Work instructions | Counting only lines that hold "area", give the total and nothing more.

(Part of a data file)
+++

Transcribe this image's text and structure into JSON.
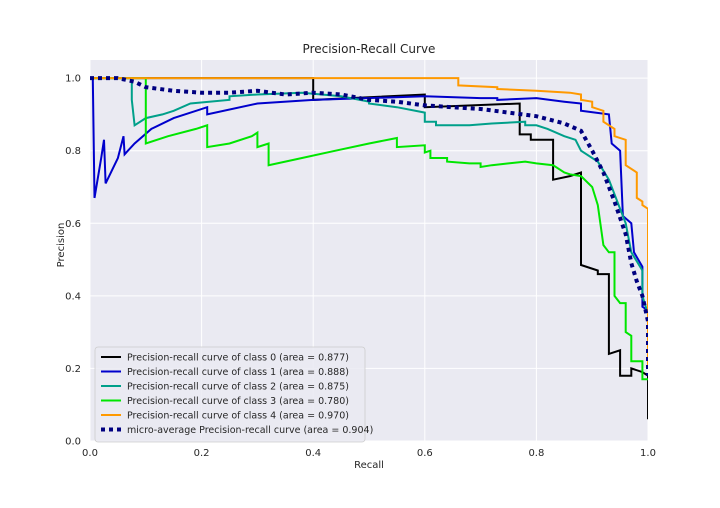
{
  "chart_data": {
    "type": "line",
    "title": "Precision-Recall Curve",
    "xlabel": "Recall",
    "ylabel": "Precision",
    "xlim": [
      0.0,
      1.0
    ],
    "ylim": [
      0.0,
      1.05
    ],
    "xticks": [
      "0.0",
      "0.2",
      "0.4",
      "0.6",
      "0.8",
      "1.0"
    ],
    "yticks": [
      "0.0",
      "0.2",
      "0.4",
      "0.6",
      "0.8",
      "1.0"
    ],
    "grid": true,
    "background": "#eaeaf2",
    "legend_position": "lower-left",
    "series": [
      {
        "name": "Precision-recall curve of class 0 (area = 0.877)",
        "color": "#000000",
        "style": "solid",
        "points": [
          [
            0.0,
            1.0
          ],
          [
            0.4,
            1.0
          ],
          [
            0.4,
            0.94
          ],
          [
            0.6,
            0.955
          ],
          [
            0.6,
            0.92
          ],
          [
            0.77,
            0.93
          ],
          [
            0.77,
            0.845
          ],
          [
            0.79,
            0.845
          ],
          [
            0.79,
            0.83
          ],
          [
            0.83,
            0.83
          ],
          [
            0.83,
            0.72
          ],
          [
            0.86,
            0.73
          ],
          [
            0.88,
            0.74
          ],
          [
            0.88,
            0.485
          ],
          [
            0.91,
            0.47
          ],
          [
            0.91,
            0.46
          ],
          [
            0.93,
            0.46
          ],
          [
            0.93,
            0.24
          ],
          [
            0.95,
            0.25
          ],
          [
            0.95,
            0.18
          ],
          [
            0.97,
            0.18
          ],
          [
            0.97,
            0.2
          ],
          [
            0.99,
            0.19
          ],
          [
            1.0,
            0.18
          ],
          [
            1.0,
            0.06
          ]
        ]
      },
      {
        "name": "Precision-recall curve of class 1 (area = 0.888)",
        "color": "#0000cc",
        "style": "solid",
        "points": [
          [
            0.0,
            1.0
          ],
          [
            0.005,
            1.0
          ],
          [
            0.008,
            0.67
          ],
          [
            0.02,
            0.78
          ],
          [
            0.025,
            0.83
          ],
          [
            0.028,
            0.71
          ],
          [
            0.05,
            0.78
          ],
          [
            0.06,
            0.84
          ],
          [
            0.062,
            0.79
          ],
          [
            0.08,
            0.82
          ],
          [
            0.11,
            0.86
          ],
          [
            0.15,
            0.89
          ],
          [
            0.21,
            0.92
          ],
          [
            0.21,
            0.9
          ],
          [
            0.3,
            0.93
          ],
          [
            0.4,
            0.94
          ],
          [
            0.6,
            0.95
          ],
          [
            0.7,
            0.945
          ],
          [
            0.73,
            0.945
          ],
          [
            0.73,
            0.94
          ],
          [
            0.8,
            0.945
          ],
          [
            0.85,
            0.935
          ],
          [
            0.88,
            0.93
          ],
          [
            0.88,
            0.91
          ],
          [
            0.93,
            0.9
          ],
          [
            0.935,
            0.82
          ],
          [
            0.95,
            0.8
          ],
          [
            0.955,
            0.62
          ],
          [
            0.97,
            0.6
          ],
          [
            0.975,
            0.52
          ],
          [
            0.99,
            0.48
          ],
          [
            0.99,
            0.37
          ],
          [
            1.0,
            0.36
          ],
          [
            1.0,
            0.27
          ]
        ]
      },
      {
        "name": "Precision-recall curve of class 2 (area = 0.875)",
        "color": "#00a08a",
        "style": "solid",
        "points": [
          [
            0.0,
            1.0
          ],
          [
            0.075,
            1.0
          ],
          [
            0.075,
            0.94
          ],
          [
            0.08,
            0.87
          ],
          [
            0.1,
            0.89
          ],
          [
            0.13,
            0.9
          ],
          [
            0.15,
            0.91
          ],
          [
            0.18,
            0.93
          ],
          [
            0.25,
            0.94
          ],
          [
            0.25,
            0.95
          ],
          [
            0.3,
            0.955
          ],
          [
            0.38,
            0.96
          ],
          [
            0.45,
            0.95
          ],
          [
            0.5,
            0.935
          ],
          [
            0.5,
            0.93
          ],
          [
            0.55,
            0.92
          ],
          [
            0.6,
            0.905
          ],
          [
            0.6,
            0.88
          ],
          [
            0.62,
            0.88
          ],
          [
            0.62,
            0.87
          ],
          [
            0.68,
            0.87
          ],
          [
            0.72,
            0.875
          ],
          [
            0.78,
            0.88
          ],
          [
            0.78,
            0.87
          ],
          [
            0.8,
            0.87
          ],
          [
            0.82,
            0.86
          ],
          [
            0.85,
            0.84
          ],
          [
            0.87,
            0.83
          ],
          [
            0.88,
            0.8
          ],
          [
            0.91,
            0.77
          ],
          [
            0.93,
            0.72
          ],
          [
            0.95,
            0.64
          ],
          [
            0.96,
            0.6
          ],
          [
            0.97,
            0.52
          ],
          [
            0.99,
            0.47
          ],
          [
            0.99,
            0.4
          ],
          [
            1.0,
            0.35
          ],
          [
            1.0,
            0.3
          ]
        ]
      },
      {
        "name": "Precision-recall curve of class 3 (area = 0.780)",
        "color": "#00e600",
        "style": "solid",
        "points": [
          [
            0.0,
            1.0
          ],
          [
            0.1,
            1.0
          ],
          [
            0.1,
            0.82
          ],
          [
            0.14,
            0.84
          ],
          [
            0.19,
            0.86
          ],
          [
            0.21,
            0.87
          ],
          [
            0.21,
            0.81
          ],
          [
            0.25,
            0.82
          ],
          [
            0.29,
            0.84
          ],
          [
            0.3,
            0.85
          ],
          [
            0.3,
            0.81
          ],
          [
            0.32,
            0.82
          ],
          [
            0.32,
            0.76
          ],
          [
            0.38,
            0.78
          ],
          [
            0.44,
            0.8
          ],
          [
            0.5,
            0.82
          ],
          [
            0.55,
            0.835
          ],
          [
            0.55,
            0.81
          ],
          [
            0.6,
            0.815
          ],
          [
            0.6,
            0.795
          ],
          [
            0.61,
            0.8
          ],
          [
            0.61,
            0.78
          ],
          [
            0.64,
            0.78
          ],
          [
            0.64,
            0.77
          ],
          [
            0.68,
            0.765
          ],
          [
            0.7,
            0.765
          ],
          [
            0.7,
            0.755
          ],
          [
            0.72,
            0.76
          ],
          [
            0.75,
            0.765
          ],
          [
            0.78,
            0.77
          ],
          [
            0.8,
            0.765
          ],
          [
            0.83,
            0.76
          ],
          [
            0.85,
            0.74
          ],
          [
            0.86,
            0.735
          ],
          [
            0.88,
            0.73
          ],
          [
            0.9,
            0.7
          ],
          [
            0.91,
            0.65
          ],
          [
            0.92,
            0.54
          ],
          [
            0.93,
            0.52
          ],
          [
            0.94,
            0.52
          ],
          [
            0.94,
            0.4
          ],
          [
            0.95,
            0.38
          ],
          [
            0.96,
            0.38
          ],
          [
            0.96,
            0.3
          ],
          [
            0.97,
            0.29
          ],
          [
            0.97,
            0.22
          ],
          [
            0.99,
            0.22
          ],
          [
            0.99,
            0.17
          ],
          [
            1.0,
            0.17
          ]
        ]
      },
      {
        "name": "Precision-recall curve of class 4 (area = 0.970)",
        "color": "#ff9900",
        "style": "solid",
        "points": [
          [
            0.0,
            1.0
          ],
          [
            0.66,
            1.0
          ],
          [
            0.66,
            0.98
          ],
          [
            0.73,
            0.975
          ],
          [
            0.73,
            0.97
          ],
          [
            0.8,
            0.965
          ],
          [
            0.86,
            0.96
          ],
          [
            0.88,
            0.955
          ],
          [
            0.88,
            0.94
          ],
          [
            0.9,
            0.935
          ],
          [
            0.9,
            0.92
          ],
          [
            0.92,
            0.91
          ],
          [
            0.92,
            0.88
          ],
          [
            0.94,
            0.86
          ],
          [
            0.94,
            0.84
          ],
          [
            0.96,
            0.83
          ],
          [
            0.96,
            0.76
          ],
          [
            0.98,
            0.74
          ],
          [
            0.98,
            0.67
          ],
          [
            0.99,
            0.66
          ],
          [
            0.99,
            0.65
          ],
          [
            1.0,
            0.64
          ],
          [
            1.0,
            0.2
          ]
        ]
      },
      {
        "name": "micro-average Precision-recall curve (area = 0.904)",
        "color": "#000080",
        "style": "dotted",
        "points": [
          [
            0.0,
            1.0
          ],
          [
            0.05,
            1.0
          ],
          [
            0.08,
            0.99
          ],
          [
            0.1,
            0.975
          ],
          [
            0.15,
            0.965
          ],
          [
            0.2,
            0.96
          ],
          [
            0.25,
            0.96
          ],
          [
            0.3,
            0.965
          ],
          [
            0.35,
            0.955
          ],
          [
            0.4,
            0.96
          ],
          [
            0.45,
            0.955
          ],
          [
            0.5,
            0.94
          ],
          [
            0.55,
            0.935
          ],
          [
            0.6,
            0.925
          ],
          [
            0.65,
            0.92
          ],
          [
            0.7,
            0.915
          ],
          [
            0.75,
            0.905
          ],
          [
            0.8,
            0.895
          ],
          [
            0.85,
            0.875
          ],
          [
            0.88,
            0.855
          ],
          [
            0.9,
            0.8
          ],
          [
            0.92,
            0.74
          ],
          [
            0.94,
            0.66
          ],
          [
            0.96,
            0.57
          ],
          [
            0.97,
            0.49
          ],
          [
            0.98,
            0.44
          ],
          [
            0.99,
            0.4
          ],
          [
            1.0,
            0.33
          ],
          [
            1.0,
            0.18
          ]
        ]
      }
    ]
  }
}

+++

Solution for this exercise | 6